# EXERCISE:
Extract all lines in the data that contain the word "with".
═════ GIVEN DATA ═════
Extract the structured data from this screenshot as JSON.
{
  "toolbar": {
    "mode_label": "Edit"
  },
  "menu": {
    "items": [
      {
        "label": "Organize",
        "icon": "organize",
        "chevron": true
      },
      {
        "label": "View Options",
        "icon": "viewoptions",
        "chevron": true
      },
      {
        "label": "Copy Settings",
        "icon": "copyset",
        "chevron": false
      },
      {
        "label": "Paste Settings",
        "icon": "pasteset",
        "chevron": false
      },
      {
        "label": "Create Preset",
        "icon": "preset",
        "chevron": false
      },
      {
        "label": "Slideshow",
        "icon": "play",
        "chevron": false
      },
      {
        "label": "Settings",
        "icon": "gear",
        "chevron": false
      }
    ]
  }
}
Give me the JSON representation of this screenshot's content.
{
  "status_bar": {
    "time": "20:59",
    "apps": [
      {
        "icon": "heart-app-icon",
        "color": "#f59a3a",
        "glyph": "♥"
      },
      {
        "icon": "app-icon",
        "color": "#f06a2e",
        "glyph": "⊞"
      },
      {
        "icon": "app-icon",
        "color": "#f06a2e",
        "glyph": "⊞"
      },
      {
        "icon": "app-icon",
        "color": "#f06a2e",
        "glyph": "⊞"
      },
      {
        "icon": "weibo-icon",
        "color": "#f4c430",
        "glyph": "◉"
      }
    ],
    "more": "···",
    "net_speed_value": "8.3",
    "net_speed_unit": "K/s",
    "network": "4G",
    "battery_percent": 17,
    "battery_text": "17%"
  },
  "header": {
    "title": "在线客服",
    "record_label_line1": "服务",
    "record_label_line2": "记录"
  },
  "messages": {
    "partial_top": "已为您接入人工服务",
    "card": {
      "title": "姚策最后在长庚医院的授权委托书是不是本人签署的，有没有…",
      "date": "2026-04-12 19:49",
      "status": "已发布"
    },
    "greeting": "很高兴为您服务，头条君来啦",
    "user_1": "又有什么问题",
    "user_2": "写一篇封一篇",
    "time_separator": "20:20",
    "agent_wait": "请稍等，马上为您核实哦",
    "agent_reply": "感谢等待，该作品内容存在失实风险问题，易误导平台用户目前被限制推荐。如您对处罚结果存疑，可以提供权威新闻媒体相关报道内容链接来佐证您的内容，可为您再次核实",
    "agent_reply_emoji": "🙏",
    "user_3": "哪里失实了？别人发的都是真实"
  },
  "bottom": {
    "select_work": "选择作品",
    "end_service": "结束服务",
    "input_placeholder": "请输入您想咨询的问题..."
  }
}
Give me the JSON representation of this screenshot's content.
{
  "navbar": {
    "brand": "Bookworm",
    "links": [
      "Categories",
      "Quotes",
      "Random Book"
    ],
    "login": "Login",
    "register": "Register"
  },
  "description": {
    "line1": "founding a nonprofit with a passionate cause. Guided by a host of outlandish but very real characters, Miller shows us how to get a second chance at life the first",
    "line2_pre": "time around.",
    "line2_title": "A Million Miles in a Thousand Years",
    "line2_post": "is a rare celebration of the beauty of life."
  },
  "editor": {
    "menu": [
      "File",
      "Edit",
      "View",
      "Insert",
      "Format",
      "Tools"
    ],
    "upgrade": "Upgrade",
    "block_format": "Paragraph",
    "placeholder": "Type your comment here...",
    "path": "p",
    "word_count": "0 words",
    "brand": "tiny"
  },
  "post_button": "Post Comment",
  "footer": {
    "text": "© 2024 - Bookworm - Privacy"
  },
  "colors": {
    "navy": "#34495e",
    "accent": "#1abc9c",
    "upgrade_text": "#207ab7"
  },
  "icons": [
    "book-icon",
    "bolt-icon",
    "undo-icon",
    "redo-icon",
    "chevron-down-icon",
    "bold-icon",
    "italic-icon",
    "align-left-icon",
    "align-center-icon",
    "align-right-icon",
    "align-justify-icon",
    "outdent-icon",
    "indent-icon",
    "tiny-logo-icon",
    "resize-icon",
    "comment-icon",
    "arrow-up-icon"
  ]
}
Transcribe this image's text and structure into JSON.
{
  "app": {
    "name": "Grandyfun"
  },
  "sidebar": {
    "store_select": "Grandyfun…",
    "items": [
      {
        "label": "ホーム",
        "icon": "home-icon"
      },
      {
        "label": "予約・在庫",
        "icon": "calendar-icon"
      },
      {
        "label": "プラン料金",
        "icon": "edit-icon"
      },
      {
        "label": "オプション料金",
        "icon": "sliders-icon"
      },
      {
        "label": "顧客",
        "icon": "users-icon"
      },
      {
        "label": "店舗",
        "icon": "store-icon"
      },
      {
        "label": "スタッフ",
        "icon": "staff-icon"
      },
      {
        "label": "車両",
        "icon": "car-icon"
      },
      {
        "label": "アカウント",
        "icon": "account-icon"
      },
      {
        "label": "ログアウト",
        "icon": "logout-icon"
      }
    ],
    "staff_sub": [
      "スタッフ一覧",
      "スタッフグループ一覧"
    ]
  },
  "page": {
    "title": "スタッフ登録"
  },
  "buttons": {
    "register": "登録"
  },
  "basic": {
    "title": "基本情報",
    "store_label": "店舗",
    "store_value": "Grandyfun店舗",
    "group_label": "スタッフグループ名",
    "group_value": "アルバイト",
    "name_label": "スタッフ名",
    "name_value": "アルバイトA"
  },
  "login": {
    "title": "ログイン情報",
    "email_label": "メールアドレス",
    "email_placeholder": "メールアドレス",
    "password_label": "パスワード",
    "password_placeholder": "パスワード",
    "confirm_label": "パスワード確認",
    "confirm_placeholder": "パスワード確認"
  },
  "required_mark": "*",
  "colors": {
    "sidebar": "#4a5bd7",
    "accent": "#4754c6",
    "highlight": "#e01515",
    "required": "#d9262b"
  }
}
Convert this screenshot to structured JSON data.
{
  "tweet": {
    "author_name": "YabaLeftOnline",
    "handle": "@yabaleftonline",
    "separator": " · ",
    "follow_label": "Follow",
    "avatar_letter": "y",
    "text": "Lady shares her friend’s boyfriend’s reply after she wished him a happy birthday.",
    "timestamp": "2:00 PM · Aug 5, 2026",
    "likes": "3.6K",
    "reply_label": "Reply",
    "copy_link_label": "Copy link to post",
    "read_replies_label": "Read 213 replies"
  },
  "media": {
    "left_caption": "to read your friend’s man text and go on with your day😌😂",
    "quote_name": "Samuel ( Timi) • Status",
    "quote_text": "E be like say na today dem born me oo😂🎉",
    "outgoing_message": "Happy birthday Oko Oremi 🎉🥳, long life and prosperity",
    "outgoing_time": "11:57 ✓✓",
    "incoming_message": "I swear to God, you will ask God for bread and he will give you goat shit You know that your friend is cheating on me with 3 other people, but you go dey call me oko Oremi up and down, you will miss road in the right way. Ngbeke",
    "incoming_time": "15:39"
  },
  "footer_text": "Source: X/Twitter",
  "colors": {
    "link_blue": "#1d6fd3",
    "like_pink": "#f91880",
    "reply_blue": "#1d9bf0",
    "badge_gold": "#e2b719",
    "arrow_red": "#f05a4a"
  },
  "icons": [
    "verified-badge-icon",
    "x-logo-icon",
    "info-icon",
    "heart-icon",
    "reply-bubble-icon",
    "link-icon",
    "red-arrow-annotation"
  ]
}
═════
# OUTPUT OF THE EXERCISE:
    "line1": "founding a nonprofit with a passionate cause. Guided by a host of outlandish but very real characters, Miller shows us how to get a second chance at life the first",
    "left_caption": "to read your friend’s man text and go on with your day😌😂",
    "incoming_message": "I swear to God, you will ask God for bread and he will give you goat shit You know that your friend is cheating on me with 3 other people, but you go dey call me oko Oremi up and down, you will miss road in the right way. Ngbeke",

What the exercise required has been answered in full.